[BEGIN SUPPLIED RECORDS]
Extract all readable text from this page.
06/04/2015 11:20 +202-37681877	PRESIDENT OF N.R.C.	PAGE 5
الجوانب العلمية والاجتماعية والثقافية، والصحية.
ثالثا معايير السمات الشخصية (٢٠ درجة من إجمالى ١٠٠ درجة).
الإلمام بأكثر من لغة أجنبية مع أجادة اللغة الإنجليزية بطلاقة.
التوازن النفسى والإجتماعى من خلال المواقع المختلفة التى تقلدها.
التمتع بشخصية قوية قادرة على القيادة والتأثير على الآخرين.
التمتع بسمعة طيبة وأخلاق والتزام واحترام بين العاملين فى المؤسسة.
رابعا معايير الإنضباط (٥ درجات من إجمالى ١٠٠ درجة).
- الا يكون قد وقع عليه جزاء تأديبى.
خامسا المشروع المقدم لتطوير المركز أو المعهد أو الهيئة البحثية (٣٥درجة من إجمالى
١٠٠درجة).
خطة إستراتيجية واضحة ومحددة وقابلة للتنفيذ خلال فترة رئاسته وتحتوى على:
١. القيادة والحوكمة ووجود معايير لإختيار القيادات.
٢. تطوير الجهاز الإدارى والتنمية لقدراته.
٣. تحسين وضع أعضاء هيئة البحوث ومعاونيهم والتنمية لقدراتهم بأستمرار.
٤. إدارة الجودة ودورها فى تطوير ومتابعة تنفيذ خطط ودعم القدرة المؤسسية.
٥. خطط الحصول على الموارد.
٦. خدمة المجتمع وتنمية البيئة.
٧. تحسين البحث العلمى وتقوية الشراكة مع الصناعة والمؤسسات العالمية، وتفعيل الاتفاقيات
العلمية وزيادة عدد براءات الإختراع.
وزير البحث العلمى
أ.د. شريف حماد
[END SUPPLIED RECORDS]
[BEGIN SUPPLIED RECORDS]
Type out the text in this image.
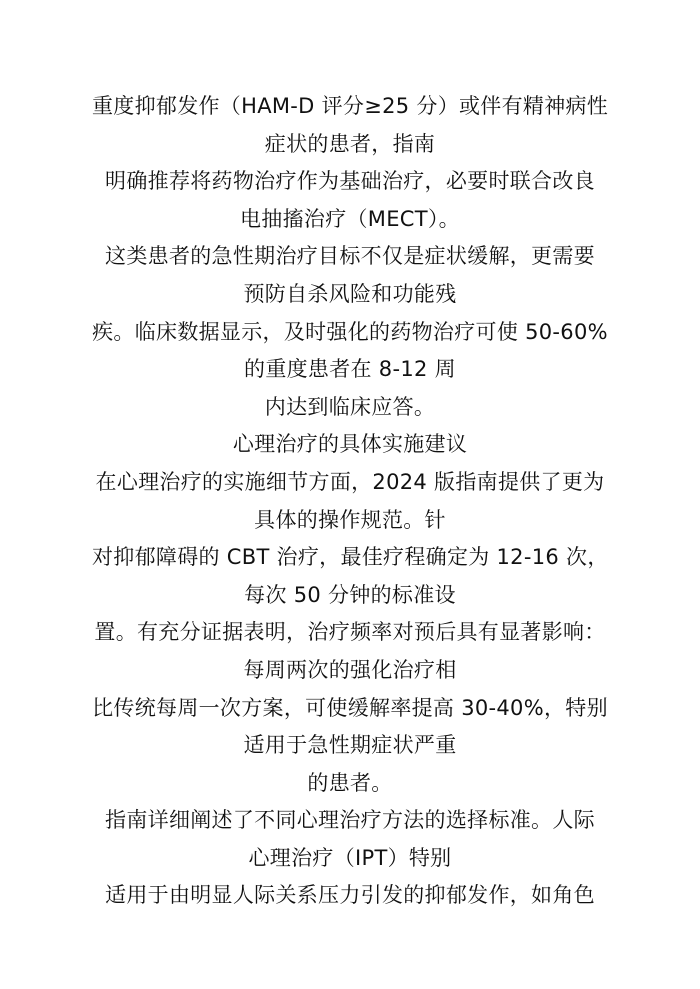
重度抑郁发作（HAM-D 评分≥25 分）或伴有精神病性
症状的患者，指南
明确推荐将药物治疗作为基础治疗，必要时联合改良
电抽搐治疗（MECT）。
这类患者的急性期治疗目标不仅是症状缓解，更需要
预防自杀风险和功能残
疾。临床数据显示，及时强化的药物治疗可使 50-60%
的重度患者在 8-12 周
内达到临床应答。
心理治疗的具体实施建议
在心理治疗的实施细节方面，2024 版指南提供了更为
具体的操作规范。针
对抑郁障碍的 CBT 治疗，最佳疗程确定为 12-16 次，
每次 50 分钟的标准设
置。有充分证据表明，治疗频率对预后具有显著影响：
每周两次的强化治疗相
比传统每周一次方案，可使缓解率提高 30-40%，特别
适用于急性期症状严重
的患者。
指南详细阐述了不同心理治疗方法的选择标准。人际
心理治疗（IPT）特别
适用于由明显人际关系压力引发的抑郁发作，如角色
[END SUPPLIED RECORDS]
EXERCISE
Gather each line in the entries above where the string "خلال" is found.

SOLUTION FOR THIS PROBLEM
التوازن النفسى والإجتماعى من خلال المواقع المختلفة التى تقلدها.
خطة إستراتيجية واضحة ومحددة وقابلة للتنفيذ خلال فترة رئاسته وتحتوى على:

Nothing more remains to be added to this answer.